++++ Data for this task

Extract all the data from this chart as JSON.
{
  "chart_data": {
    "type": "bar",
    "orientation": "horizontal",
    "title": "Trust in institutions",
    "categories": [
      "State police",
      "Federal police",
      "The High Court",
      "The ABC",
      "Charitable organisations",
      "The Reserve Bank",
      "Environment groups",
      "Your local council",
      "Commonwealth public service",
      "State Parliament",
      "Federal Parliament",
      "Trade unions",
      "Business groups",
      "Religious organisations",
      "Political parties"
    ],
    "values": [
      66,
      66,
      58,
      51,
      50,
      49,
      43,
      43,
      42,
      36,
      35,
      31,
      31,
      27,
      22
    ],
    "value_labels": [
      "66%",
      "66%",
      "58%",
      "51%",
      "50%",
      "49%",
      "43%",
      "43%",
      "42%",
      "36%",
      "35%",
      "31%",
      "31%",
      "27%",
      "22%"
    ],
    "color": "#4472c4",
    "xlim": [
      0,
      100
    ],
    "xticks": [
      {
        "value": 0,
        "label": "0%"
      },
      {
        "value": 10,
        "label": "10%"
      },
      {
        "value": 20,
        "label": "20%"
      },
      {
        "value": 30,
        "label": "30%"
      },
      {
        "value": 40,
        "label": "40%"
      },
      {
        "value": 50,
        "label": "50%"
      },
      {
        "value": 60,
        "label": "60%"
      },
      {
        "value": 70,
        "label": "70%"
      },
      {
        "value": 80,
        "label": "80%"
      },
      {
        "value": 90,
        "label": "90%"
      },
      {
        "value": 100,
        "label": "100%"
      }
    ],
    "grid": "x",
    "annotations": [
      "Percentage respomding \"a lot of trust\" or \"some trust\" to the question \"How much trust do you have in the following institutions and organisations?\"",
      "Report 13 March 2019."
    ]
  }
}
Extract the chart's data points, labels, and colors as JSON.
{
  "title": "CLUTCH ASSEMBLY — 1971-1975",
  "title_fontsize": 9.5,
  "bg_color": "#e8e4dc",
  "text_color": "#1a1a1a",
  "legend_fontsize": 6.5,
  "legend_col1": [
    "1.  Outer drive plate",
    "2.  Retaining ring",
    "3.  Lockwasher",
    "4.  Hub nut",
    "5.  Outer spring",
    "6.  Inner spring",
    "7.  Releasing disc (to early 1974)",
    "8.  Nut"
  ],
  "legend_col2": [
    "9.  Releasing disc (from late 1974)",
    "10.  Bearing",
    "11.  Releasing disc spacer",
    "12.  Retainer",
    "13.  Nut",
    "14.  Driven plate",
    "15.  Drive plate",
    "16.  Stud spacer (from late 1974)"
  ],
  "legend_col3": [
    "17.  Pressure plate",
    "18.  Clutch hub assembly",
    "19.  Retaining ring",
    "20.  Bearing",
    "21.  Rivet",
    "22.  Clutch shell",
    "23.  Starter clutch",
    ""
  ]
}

++++++++

(Task to carry out): Copy out each line of the data containing the string "spacer".

(Completed task):
    "11.  Releasing disc spacer",
    "16.  Stud spacer (from late 1974)"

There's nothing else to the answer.